WRITTEN PROBLEM: Take each line containing the word "JSON" and copy it.

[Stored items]
++++++++
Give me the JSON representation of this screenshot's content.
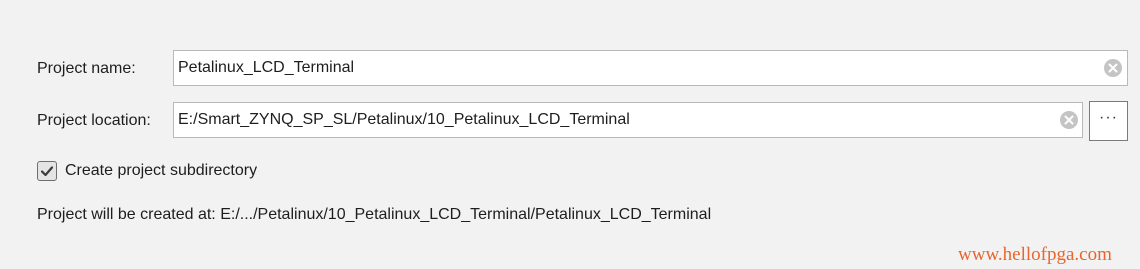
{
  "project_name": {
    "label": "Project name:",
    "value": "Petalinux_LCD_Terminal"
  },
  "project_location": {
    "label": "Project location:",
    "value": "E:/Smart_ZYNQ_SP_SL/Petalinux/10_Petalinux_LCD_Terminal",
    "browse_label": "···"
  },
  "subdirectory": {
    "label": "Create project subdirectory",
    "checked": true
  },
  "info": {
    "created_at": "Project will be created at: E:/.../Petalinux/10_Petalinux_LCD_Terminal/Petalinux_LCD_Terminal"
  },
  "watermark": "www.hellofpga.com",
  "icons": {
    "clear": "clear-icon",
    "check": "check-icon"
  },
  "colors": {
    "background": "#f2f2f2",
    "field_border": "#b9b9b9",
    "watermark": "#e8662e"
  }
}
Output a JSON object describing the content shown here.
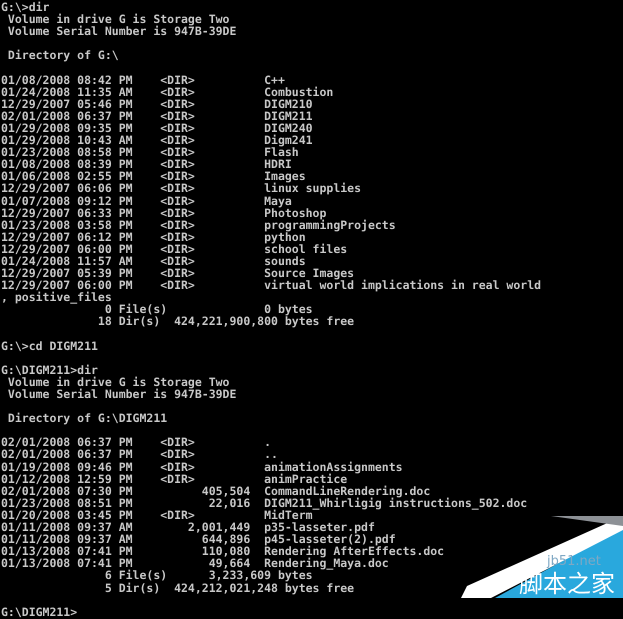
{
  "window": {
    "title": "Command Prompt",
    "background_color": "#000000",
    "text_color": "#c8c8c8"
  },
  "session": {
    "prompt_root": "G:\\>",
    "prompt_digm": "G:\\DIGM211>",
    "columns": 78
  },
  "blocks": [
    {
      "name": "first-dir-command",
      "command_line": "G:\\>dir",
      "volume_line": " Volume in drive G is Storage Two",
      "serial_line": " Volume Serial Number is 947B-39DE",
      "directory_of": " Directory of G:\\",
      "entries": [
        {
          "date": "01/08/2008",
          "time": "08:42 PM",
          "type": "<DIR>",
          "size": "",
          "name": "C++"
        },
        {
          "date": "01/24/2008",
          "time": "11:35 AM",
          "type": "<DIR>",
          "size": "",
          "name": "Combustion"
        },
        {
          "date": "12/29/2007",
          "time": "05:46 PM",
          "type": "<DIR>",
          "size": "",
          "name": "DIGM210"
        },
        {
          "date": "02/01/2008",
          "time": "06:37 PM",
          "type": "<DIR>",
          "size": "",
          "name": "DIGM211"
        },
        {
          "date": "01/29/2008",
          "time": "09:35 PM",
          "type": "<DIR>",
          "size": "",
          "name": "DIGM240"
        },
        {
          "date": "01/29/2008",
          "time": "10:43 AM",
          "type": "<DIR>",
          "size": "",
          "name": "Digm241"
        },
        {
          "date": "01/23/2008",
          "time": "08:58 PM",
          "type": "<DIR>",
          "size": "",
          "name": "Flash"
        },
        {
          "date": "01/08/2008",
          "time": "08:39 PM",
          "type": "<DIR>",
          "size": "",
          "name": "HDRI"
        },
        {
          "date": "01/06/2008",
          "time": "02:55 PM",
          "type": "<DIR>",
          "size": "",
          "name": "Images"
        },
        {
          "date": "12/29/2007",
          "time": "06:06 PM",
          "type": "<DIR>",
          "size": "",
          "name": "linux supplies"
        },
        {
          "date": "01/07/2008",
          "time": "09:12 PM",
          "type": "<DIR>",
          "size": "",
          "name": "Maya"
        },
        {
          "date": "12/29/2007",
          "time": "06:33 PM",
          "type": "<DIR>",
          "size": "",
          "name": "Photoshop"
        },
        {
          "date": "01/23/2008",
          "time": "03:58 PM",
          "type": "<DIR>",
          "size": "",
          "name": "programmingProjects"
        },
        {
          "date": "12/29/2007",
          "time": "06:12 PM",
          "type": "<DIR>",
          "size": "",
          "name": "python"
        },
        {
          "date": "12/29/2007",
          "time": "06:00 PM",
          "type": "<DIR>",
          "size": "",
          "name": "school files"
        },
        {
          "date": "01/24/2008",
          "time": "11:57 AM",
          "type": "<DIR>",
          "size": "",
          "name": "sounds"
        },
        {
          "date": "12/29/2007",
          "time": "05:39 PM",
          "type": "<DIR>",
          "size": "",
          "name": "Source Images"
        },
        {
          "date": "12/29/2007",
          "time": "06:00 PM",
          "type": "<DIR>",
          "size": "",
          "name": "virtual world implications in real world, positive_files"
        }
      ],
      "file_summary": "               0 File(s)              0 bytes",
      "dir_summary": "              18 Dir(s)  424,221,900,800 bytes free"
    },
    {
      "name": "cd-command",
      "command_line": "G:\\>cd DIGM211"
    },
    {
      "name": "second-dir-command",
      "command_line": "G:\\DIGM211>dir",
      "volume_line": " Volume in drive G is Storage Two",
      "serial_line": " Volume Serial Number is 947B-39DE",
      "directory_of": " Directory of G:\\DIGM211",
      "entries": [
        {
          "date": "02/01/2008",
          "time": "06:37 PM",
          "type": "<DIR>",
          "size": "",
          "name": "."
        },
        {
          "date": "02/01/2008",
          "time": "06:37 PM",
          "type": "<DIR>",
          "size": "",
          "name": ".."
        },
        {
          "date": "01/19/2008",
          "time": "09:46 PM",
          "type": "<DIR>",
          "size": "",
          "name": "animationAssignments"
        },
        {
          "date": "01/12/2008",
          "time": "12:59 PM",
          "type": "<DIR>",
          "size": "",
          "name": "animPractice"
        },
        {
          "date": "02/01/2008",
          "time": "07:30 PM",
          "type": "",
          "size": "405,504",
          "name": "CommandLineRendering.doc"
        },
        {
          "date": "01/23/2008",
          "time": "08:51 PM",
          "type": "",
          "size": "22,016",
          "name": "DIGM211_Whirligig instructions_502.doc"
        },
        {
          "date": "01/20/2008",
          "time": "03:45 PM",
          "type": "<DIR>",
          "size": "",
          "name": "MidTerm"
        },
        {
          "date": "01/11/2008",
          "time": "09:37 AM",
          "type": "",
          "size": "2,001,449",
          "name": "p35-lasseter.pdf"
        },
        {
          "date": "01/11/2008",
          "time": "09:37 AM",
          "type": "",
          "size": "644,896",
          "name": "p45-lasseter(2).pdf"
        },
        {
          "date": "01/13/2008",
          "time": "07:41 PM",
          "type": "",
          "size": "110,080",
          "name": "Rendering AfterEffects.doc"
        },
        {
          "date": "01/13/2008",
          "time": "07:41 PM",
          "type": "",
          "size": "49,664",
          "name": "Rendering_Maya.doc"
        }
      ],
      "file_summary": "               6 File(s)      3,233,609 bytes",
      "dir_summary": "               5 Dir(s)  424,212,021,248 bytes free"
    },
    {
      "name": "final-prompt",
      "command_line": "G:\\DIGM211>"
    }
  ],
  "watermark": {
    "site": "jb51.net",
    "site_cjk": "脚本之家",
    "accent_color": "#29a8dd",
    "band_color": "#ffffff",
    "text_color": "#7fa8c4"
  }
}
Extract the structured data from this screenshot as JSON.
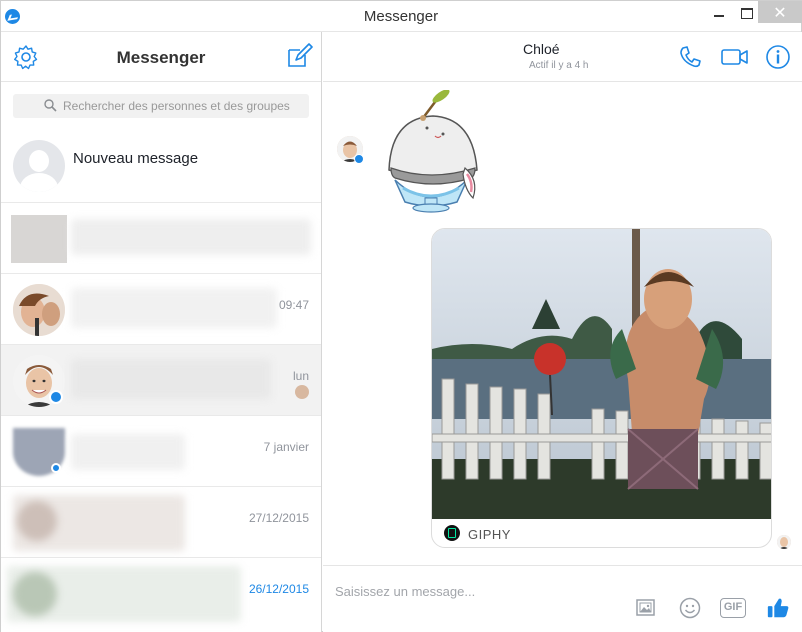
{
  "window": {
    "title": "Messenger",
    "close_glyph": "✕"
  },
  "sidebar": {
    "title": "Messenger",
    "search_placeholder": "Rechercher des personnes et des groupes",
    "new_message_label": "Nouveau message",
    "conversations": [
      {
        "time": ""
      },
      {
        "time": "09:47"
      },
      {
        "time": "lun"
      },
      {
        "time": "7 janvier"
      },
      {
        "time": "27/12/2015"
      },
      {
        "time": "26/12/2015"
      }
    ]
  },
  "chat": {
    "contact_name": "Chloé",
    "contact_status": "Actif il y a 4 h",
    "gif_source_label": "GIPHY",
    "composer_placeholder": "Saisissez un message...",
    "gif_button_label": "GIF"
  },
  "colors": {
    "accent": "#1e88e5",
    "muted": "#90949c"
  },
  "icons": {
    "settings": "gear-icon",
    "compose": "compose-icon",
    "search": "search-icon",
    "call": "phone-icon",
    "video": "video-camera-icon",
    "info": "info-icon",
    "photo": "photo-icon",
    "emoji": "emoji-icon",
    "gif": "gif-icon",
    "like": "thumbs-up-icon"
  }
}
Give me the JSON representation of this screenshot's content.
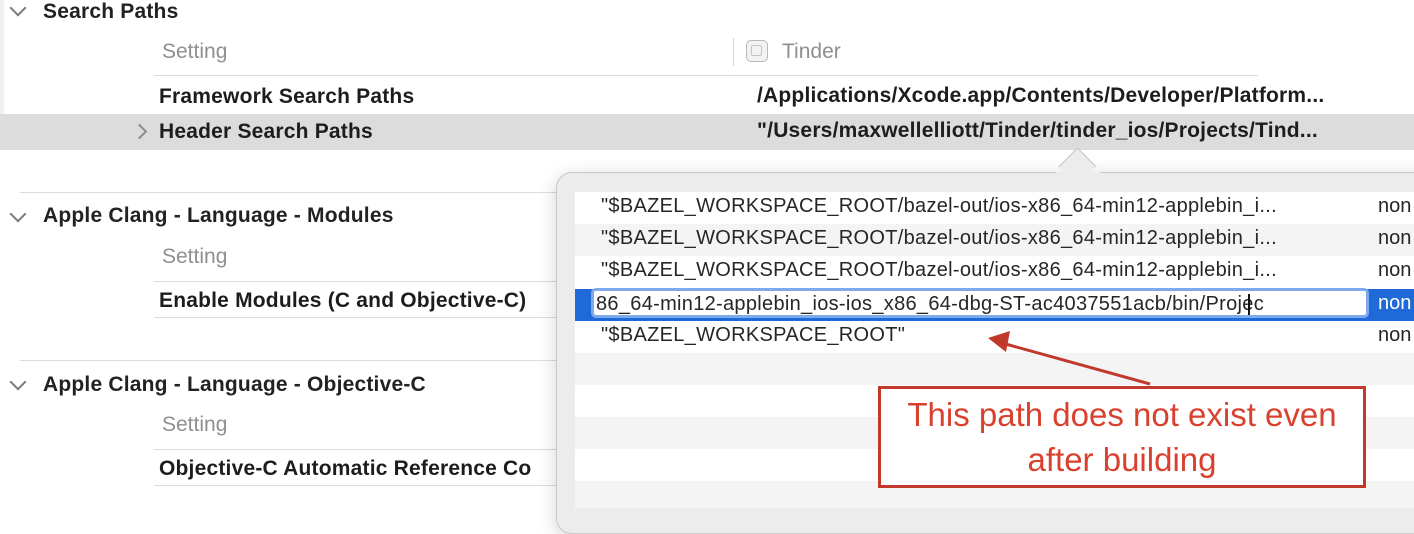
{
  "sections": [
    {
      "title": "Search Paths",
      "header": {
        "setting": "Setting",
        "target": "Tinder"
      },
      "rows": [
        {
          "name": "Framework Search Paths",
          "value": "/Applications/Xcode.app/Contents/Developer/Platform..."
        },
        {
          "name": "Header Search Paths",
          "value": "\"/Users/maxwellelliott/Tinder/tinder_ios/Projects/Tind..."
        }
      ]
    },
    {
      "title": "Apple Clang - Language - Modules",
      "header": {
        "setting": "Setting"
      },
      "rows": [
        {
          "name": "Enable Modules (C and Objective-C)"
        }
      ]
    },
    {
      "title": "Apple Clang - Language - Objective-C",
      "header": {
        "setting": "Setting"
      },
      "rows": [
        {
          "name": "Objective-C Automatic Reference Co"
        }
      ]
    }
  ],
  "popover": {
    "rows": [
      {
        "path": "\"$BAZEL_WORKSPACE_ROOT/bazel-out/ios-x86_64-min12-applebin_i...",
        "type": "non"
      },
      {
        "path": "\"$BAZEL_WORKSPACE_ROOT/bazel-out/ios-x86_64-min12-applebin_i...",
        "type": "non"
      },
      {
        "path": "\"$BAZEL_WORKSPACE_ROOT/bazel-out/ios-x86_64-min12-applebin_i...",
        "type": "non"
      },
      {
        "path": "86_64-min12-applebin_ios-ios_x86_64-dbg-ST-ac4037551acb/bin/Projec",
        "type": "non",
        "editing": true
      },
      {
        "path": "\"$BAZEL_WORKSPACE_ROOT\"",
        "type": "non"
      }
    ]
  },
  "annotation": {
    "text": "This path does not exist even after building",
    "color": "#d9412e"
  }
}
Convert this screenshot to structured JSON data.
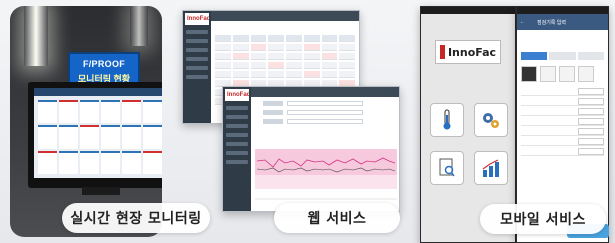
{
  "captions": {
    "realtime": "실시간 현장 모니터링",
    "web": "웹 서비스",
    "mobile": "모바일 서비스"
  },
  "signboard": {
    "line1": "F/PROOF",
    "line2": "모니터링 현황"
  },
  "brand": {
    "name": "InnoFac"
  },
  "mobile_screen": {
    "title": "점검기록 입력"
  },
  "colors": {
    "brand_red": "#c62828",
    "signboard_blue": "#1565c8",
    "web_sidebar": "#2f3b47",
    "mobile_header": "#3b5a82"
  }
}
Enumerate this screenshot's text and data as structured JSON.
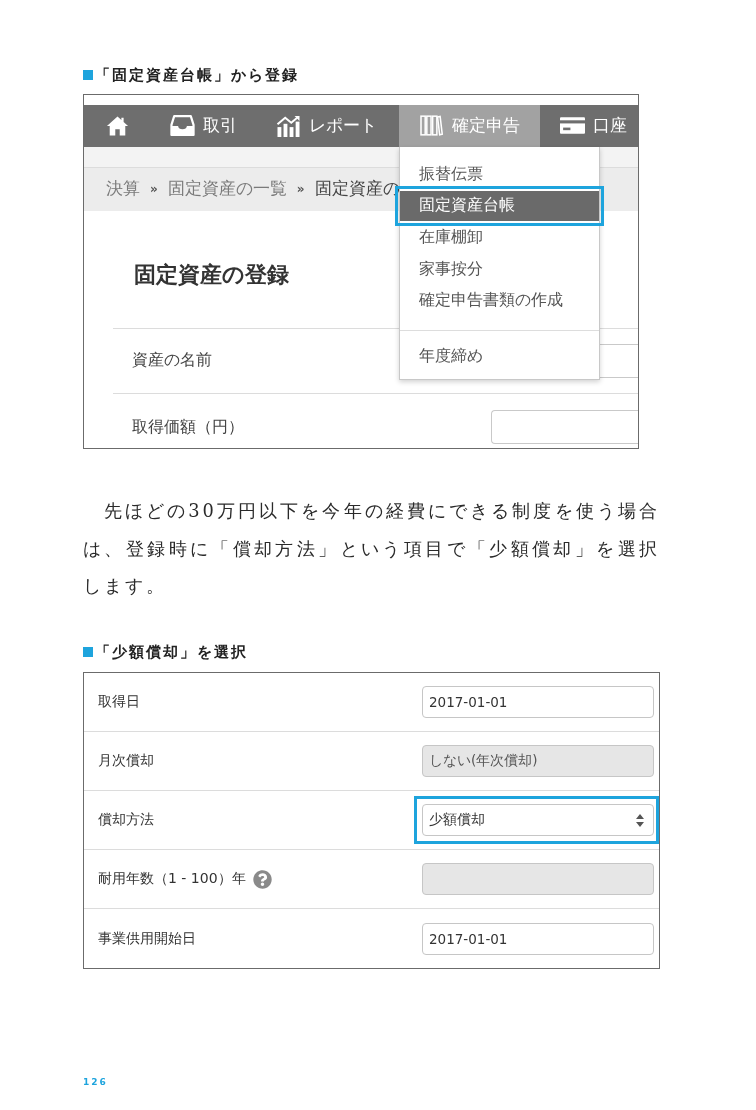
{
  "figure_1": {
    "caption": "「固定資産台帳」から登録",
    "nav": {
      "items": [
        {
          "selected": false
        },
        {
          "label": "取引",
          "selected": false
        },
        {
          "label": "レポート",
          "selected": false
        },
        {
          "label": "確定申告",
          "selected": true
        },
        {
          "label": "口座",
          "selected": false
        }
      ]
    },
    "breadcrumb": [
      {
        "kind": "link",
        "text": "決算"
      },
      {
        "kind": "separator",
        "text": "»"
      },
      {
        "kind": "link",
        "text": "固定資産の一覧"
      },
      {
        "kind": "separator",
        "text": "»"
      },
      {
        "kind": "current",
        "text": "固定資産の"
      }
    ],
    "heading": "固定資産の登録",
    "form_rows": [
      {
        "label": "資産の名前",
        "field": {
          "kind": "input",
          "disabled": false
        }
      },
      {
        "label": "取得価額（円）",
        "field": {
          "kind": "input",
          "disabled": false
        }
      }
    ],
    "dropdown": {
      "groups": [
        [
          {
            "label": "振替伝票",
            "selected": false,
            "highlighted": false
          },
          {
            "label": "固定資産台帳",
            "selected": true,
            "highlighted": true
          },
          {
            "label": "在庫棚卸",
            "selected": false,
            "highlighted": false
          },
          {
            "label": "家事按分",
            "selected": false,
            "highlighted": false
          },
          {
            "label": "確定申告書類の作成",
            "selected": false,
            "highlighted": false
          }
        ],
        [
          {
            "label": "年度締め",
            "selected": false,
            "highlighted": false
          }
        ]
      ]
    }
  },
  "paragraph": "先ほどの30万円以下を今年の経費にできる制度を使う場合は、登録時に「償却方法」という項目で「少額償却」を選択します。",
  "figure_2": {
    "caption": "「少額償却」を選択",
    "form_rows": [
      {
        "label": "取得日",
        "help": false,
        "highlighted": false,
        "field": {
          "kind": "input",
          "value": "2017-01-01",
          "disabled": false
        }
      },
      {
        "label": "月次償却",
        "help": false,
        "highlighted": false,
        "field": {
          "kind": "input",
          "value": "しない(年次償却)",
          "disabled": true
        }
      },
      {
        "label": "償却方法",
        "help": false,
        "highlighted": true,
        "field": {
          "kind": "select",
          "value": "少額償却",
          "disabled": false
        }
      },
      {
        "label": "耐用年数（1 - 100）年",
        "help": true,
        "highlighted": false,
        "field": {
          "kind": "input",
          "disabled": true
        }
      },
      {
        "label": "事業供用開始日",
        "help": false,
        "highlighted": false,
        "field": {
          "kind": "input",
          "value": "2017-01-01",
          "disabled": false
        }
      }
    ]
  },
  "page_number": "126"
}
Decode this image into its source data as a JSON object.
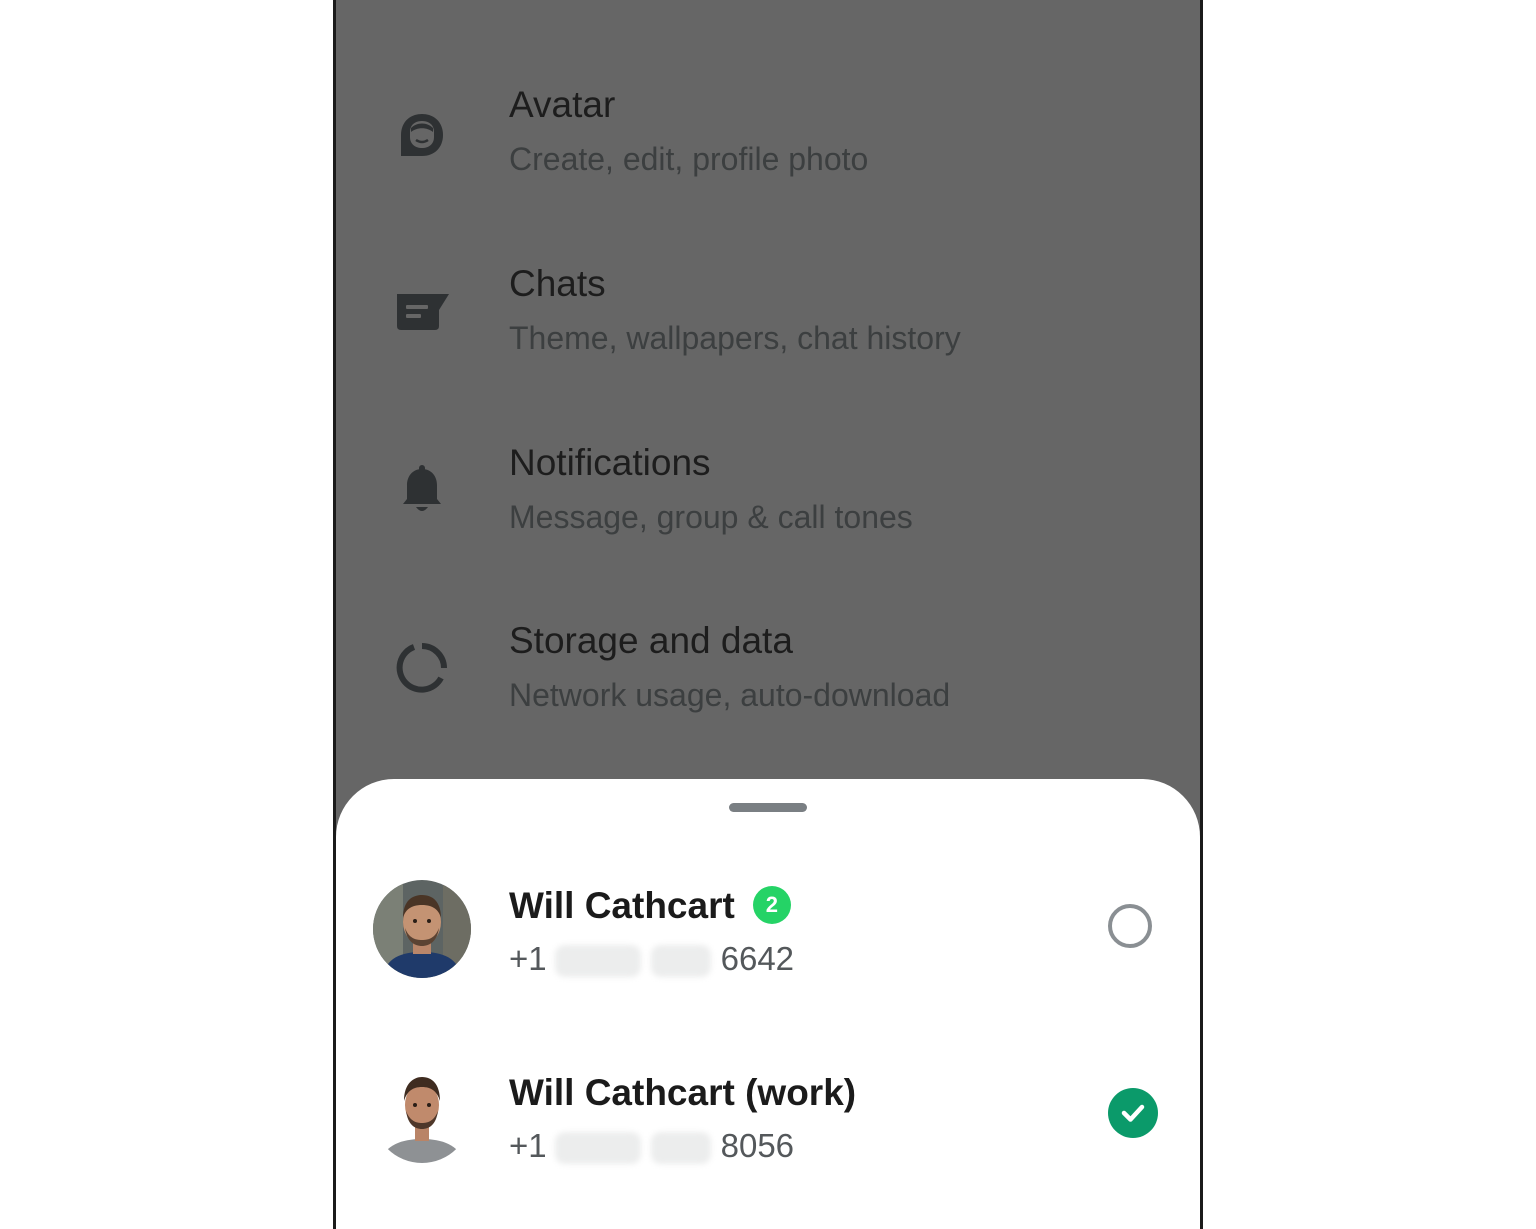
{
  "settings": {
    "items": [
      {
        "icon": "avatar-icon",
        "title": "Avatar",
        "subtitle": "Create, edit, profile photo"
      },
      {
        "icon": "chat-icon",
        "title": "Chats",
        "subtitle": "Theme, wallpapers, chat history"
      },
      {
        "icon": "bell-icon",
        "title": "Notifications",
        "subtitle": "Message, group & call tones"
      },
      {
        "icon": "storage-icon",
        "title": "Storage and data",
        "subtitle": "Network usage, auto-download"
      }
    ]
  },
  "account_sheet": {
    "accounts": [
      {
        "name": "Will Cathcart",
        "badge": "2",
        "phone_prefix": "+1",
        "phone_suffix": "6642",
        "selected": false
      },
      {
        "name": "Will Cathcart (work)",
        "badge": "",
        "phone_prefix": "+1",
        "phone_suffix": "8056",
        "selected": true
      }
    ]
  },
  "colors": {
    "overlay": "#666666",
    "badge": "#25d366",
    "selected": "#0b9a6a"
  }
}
++++++++
RESPONSE FOR THIS EXERCISE:
Give me the JSON representation of this screenshot's content.
Output a JSON object describing the content shown here.
Extract the structured data from this screenshot as JSON.
Give me the JSON representation of this screenshot's content.
Convert this screenshot to structured JSON data.
Enumerate this screenshot's text and data as structured JSON.
Decode this image into its source data as a JSON object.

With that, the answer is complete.